-- EXERCISE DATA start --

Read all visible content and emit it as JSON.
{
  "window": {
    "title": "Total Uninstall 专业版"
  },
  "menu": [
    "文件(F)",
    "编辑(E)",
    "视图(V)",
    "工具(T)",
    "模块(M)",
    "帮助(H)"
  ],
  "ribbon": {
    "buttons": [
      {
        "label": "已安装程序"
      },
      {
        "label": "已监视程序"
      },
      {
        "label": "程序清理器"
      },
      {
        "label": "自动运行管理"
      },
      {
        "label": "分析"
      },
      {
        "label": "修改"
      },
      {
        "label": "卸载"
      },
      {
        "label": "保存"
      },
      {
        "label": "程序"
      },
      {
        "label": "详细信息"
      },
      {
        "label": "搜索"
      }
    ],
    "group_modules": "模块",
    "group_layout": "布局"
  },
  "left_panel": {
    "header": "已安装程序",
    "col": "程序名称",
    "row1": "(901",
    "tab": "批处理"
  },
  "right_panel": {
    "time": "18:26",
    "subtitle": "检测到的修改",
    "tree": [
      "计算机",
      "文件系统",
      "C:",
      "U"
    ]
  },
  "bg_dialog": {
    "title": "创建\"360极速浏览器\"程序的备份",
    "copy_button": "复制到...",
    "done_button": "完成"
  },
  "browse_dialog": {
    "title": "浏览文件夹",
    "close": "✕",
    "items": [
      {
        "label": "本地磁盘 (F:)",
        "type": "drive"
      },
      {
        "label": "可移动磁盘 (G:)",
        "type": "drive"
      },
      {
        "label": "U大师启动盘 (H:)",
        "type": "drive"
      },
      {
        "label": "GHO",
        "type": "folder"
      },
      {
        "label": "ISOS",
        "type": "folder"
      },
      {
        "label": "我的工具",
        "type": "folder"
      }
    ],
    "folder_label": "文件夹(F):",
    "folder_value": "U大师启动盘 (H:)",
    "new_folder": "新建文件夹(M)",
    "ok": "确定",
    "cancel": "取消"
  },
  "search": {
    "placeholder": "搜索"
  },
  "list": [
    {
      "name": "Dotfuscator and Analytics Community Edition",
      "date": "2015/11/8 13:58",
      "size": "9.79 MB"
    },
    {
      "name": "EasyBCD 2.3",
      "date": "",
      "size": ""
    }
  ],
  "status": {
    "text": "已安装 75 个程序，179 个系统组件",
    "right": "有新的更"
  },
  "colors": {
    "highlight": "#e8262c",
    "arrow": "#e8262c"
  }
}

-- EXERCISE DATA end --

[TASK BRIEF]
Reproduce every record, matching each line exactly.

[CORRECT ANSWER]
Read all visible content and emit it as JSON.
{
  "window": {
    "title": "Total Uninstall 专业版"
  },
  "menu": [
    "文件(F)",
    "编辑(E)",
    "视图(V)",
    "工具(T)",
    "模块(M)",
    "帮助(H)"
  ],
  "ribbon": {
    "buttons": [
      {
        "label": "已安装程序"
      },
      {
        "label": "已监视程序"
      },
      {
        "label": "程序清理器"
      },
      {
        "label": "自动运行管理"
      },
      {
        "label": "分析"
      },
      {
        "label": "修改"
      },
      {
        "label": "卸载"
      },
      {
        "label": "保存"
      },
      {
        "label": "程序"
      },
      {
        "label": "详细信息"
      },
      {
        "label": "搜索"
      }
    ],
    "group_modules": "模块",
    "group_layout": "布局"
  },
  "left_panel": {
    "header": "已安装程序",
    "col": "程序名称",
    "row1": "(901",
    "tab": "批处理"
  },
  "right_panel": {
    "time": "18:26",
    "subtitle": "检测到的修改",
    "tree": [
      "计算机",
      "文件系统",
      "C:",
      "U"
    ]
  },
  "bg_dialog": {
    "title": "创建\"360极速浏览器\"程序的备份",
    "copy_button": "复制到...",
    "done_button": "完成"
  },
  "browse_dialog": {
    "title": "浏览文件夹",
    "close": "✕",
    "items": [
      {
        "label": "本地磁盘 (F:)",
        "type": "drive"
      },
      {
        "label": "可移动磁盘 (G:)",
        "type": "drive"
      },
      {
        "label": "U大师启动盘 (H:)",
        "type": "drive"
      },
      {
        "label": "GHO",
        "type": "folder"
      },
      {
        "label": "ISOS",
        "type": "folder"
      },
      {
        "label": "我的工具",
        "type": "folder"
      }
    ],
    "folder_label": "文件夹(F):",
    "folder_value": "U大师启动盘 (H:)",
    "new_folder": "新建文件夹(M)",
    "ok": "确定",
    "cancel": "取消"
  },
  "search": {
    "placeholder": "搜索"
  },
  "list": [
    {
      "name": "Dotfuscator and Analytics Community Edition",
      "date": "2015/11/8 13:58",
      "size": "9.79 MB"
    },
    {
      "name": "EasyBCD 2.3",
      "date": "",
      "size": ""
    }
  ],
  "status": {
    "text": "已安装 75 个程序，179 个系统组件",
    "right": "有新的更"
  },
  "colors": {
    "highlight": "#e8262c",
    "arrow": "#e8262c"
  }
}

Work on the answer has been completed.